----- MATERIAL FOR THIS EXERCISE
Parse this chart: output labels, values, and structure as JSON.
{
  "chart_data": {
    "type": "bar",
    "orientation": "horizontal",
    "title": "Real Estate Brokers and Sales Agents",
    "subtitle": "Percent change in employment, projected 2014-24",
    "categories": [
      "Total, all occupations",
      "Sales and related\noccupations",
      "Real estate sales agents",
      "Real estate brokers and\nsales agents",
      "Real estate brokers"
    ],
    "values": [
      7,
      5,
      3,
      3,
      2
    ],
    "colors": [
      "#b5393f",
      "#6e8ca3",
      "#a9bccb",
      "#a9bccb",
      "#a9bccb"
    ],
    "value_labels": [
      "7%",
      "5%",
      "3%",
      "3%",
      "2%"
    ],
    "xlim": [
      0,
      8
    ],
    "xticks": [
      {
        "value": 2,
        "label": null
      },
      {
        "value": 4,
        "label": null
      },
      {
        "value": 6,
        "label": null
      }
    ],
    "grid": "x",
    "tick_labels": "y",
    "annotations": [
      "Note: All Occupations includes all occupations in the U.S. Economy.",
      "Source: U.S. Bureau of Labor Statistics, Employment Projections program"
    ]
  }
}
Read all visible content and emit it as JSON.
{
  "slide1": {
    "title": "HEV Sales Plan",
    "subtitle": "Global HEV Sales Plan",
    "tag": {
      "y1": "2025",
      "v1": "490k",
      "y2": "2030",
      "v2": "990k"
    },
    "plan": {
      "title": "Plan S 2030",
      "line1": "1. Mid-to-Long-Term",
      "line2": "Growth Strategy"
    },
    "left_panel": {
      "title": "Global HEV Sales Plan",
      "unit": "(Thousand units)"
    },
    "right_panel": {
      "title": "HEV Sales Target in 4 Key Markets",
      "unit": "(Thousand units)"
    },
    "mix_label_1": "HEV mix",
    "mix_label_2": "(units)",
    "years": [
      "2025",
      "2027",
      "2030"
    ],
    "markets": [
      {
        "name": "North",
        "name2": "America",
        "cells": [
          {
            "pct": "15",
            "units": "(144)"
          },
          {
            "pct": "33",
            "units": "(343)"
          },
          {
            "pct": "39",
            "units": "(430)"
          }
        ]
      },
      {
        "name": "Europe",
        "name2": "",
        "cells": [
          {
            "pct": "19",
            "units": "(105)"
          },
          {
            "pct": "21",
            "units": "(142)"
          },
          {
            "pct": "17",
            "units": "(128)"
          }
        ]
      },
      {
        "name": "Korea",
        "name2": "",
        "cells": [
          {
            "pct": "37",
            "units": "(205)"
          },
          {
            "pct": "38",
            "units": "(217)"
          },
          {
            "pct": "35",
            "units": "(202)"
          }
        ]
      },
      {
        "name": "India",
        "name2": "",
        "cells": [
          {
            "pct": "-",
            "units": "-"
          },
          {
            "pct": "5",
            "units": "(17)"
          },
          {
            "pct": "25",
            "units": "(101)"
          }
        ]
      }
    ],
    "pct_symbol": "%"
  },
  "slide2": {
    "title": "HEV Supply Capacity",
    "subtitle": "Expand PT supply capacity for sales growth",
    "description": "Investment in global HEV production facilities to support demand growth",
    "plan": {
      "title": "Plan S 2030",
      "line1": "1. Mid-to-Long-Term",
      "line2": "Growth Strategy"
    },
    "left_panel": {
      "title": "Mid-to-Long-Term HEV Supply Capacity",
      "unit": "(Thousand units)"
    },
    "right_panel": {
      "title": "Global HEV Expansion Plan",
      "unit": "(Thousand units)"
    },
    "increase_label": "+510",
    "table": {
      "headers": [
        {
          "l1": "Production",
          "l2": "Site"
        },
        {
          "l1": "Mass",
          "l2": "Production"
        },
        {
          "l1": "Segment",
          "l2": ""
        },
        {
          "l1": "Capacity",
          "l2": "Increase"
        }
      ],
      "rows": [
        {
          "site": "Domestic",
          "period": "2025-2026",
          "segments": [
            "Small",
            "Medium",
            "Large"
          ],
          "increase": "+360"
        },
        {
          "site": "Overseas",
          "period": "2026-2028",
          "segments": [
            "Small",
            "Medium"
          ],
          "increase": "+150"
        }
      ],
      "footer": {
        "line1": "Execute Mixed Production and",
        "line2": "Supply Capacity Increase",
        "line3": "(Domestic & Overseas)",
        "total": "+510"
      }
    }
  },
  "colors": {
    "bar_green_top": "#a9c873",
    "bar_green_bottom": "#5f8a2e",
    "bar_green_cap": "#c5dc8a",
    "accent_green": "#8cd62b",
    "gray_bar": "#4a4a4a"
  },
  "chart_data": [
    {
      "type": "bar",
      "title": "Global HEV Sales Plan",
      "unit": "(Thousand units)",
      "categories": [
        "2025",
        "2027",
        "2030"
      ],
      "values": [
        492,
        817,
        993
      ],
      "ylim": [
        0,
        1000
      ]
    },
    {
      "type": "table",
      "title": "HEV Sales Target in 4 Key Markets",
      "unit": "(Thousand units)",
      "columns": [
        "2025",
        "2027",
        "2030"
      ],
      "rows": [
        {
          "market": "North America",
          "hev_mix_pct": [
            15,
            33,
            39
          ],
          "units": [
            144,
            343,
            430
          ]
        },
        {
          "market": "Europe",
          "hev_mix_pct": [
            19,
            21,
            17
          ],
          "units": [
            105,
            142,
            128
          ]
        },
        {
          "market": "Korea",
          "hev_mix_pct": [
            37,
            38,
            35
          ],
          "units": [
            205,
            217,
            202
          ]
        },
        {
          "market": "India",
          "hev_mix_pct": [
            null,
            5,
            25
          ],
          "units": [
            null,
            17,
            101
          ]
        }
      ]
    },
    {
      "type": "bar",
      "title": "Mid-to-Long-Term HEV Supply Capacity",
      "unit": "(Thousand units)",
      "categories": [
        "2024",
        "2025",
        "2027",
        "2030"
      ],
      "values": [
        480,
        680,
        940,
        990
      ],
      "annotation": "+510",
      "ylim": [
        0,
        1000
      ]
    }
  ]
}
----------
DESCRIPTION OF THE TASK
Restate every line of the data word for word.

SOLUTION TO THIS EXERCISE
Parse this chart: output labels, values, and structure as JSON.
{
  "chart_data": {
    "type": "bar",
    "orientation": "horizontal",
    "title": "Real Estate Brokers and Sales Agents",
    "subtitle": "Percent change in employment, projected 2014-24",
    "categories": [
      "Total, all occupations",
      "Sales and related\noccupations",
      "Real estate sales agents",
      "Real estate brokers and\nsales agents",
      "Real estate brokers"
    ],
    "values": [
      7,
      5,
      3,
      3,
      2
    ],
    "colors": [
      "#b5393f",
      "#6e8ca3",
      "#a9bccb",
      "#a9bccb",
      "#a9bccb"
    ],
    "value_labels": [
      "7%",
      "5%",
      "3%",
      "3%",
      "2%"
    ],
    "xlim": [
      0,
      8
    ],
    "xticks": [
      {
        "value": 2,
        "label": null
      },
      {
        "value": 4,
        "label": null
      },
      {
        "value": 6,
        "label": null
      }
    ],
    "grid": "x",
    "tick_labels": "y",
    "annotations": [
      "Note: All Occupations includes all occupations in the U.S. Economy.",
      "Source: U.S. Bureau of Labor Statistics, Employment Projections program"
    ]
  }
}
Read all visible content and emit it as JSON.
{
  "slide1": {
    "title": "HEV Sales Plan",
    "subtitle": "Global HEV Sales Plan",
    "tag": {
      "y1": "2025",
      "v1": "490k",
      "y2": "2030",
      "v2": "990k"
    },
    "plan": {
      "title": "Plan S 2030",
      "line1": "1. Mid-to-Long-Term",
      "line2": "Growth Strategy"
    },
    "left_panel": {
      "title": "Global HEV Sales Plan",
      "unit": "(Thousand units)"
    },
    "right_panel": {
      "title": "HEV Sales Target in 4 Key Markets",
      "unit": "(Thousand units)"
    },
    "mix_label_1": "HEV mix",
    "mix_label_2": "(units)",
    "years": [
      "2025",
      "2027",
      "2030"
    ],
    "markets": [
      {
        "name": "North",
        "name2": "America",
        "cells": [
          {
            "pct": "15",
            "units": "(144)"
          },
          {
            "pct": "33",
            "units": "(343)"
          },
          {
            "pct": "39",
            "units": "(430)"
          }
        ]
      },
      {
        "name": "Europe",
        "name2": "",
        "cells": [
          {
            "pct": "19",
            "units": "(105)"
          },
          {
            "pct": "21",
            "units": "(142)"
          },
          {
            "pct": "17",
            "units": "(128)"
          }
        ]
      },
      {
        "name": "Korea",
        "name2": "",
        "cells": [
          {
            "pct": "37",
            "units": "(205)"
          },
          {
            "pct": "38",
            "units": "(217)"
          },
          {
            "pct": "35",
            "units": "(202)"
          }
        ]
      },
      {
        "name": "India",
        "name2": "",
        "cells": [
          {
            "pct": "-",
            "units": "-"
          },
          {
            "pct": "5",
            "units": "(17)"
          },
          {
            "pct": "25",
            "units": "(101)"
          }
        ]
      }
    ],
    "pct_symbol": "%"
  },
  "slide2": {
    "title": "HEV Supply Capacity",
    "subtitle": "Expand PT supply capacity for sales growth",
    "description": "Investment in global HEV production facilities to support demand growth",
    "plan": {
      "title": "Plan S 2030",
      "line1": "1. Mid-to-Long-Term",
      "line2": "Growth Strategy"
    },
    "left_panel": {
      "title": "Mid-to-Long-Term HEV Supply Capacity",
      "unit": "(Thousand units)"
    },
    "right_panel": {
      "title": "Global HEV Expansion Plan",
      "unit": "(Thousand units)"
    },
    "increase_label": "+510",
    "table": {
      "headers": [
        {
          "l1": "Production",
          "l2": "Site"
        },
        {
          "l1": "Mass",
          "l2": "Production"
        },
        {
          "l1": "Segment",
          "l2": ""
        },
        {
          "l1": "Capacity",
          "l2": "Increase"
        }
      ],
      "rows": [
        {
          "site": "Domestic",
          "period": "2025-2026",
          "segments": [
            "Small",
            "Medium",
            "Large"
          ],
          "increase": "+360"
        },
        {
          "site": "Overseas",
          "period": "2026-2028",
          "segments": [
            "Small",
            "Medium"
          ],
          "increase": "+150"
        }
      ],
      "footer": {
        "line1": "Execute Mixed Production and",
        "line2": "Supply Capacity Increase",
        "line3": "(Domestic & Overseas)",
        "total": "+510"
      }
    }
  },
  "colors": {
    "bar_green_top": "#a9c873",
    "bar_green_bottom": "#5f8a2e",
    "bar_green_cap": "#c5dc8a",
    "accent_green": "#8cd62b",
    "gray_bar": "#4a4a4a"
  },
  "chart_data": [
    {
      "type": "bar",
      "title": "Global HEV Sales Plan",
      "unit": "(Thousand units)",
      "categories": [
        "2025",
        "2027",
        "2030"
      ],
      "values": [
        492,
        817,
        993
      ],
      "ylim": [
        0,
        1000
      ]
    },
    {
      "type": "table",
      "title": "HEV Sales Target in 4 Key Markets",
      "unit": "(Thousand units)",
      "columns": [
        "2025",
        "2027",
        "2030"
      ],
      "rows": [
        {
          "market": "North America",
          "hev_mix_pct": [
            15,
            33,
            39
          ],
          "units": [
            144,
            343,
            430
          ]
        },
        {
          "market": "Europe",
          "hev_mix_pct": [
            19,
            21,
            17
          ],
          "units": [
            105,
            142,
            128
          ]
        },
        {
          "market": "Korea",
          "hev_mix_pct": [
            37,
            38,
            35
          ],
          "units": [
            205,
            217,
            202
          ]
        },
        {
          "market": "India",
          "hev_mix_pct": [
            null,
            5,
            25
          ],
          "units": [
            null,
            17,
            101
          ]
        }
      ]
    },
    {
      "type": "bar",
      "title": "Mid-to-Long-Term HEV Supply Capacity",
      "unit": "(Thousand units)",
      "categories": [
        "2024",
        "2025",
        "2027",
        "2030"
      ],
      "values": [
        480,
        680,
        940,
        990
      ],
      "annotation": "+510",
      "ylim": [
        0,
        1000
      ]
    }
  ]
}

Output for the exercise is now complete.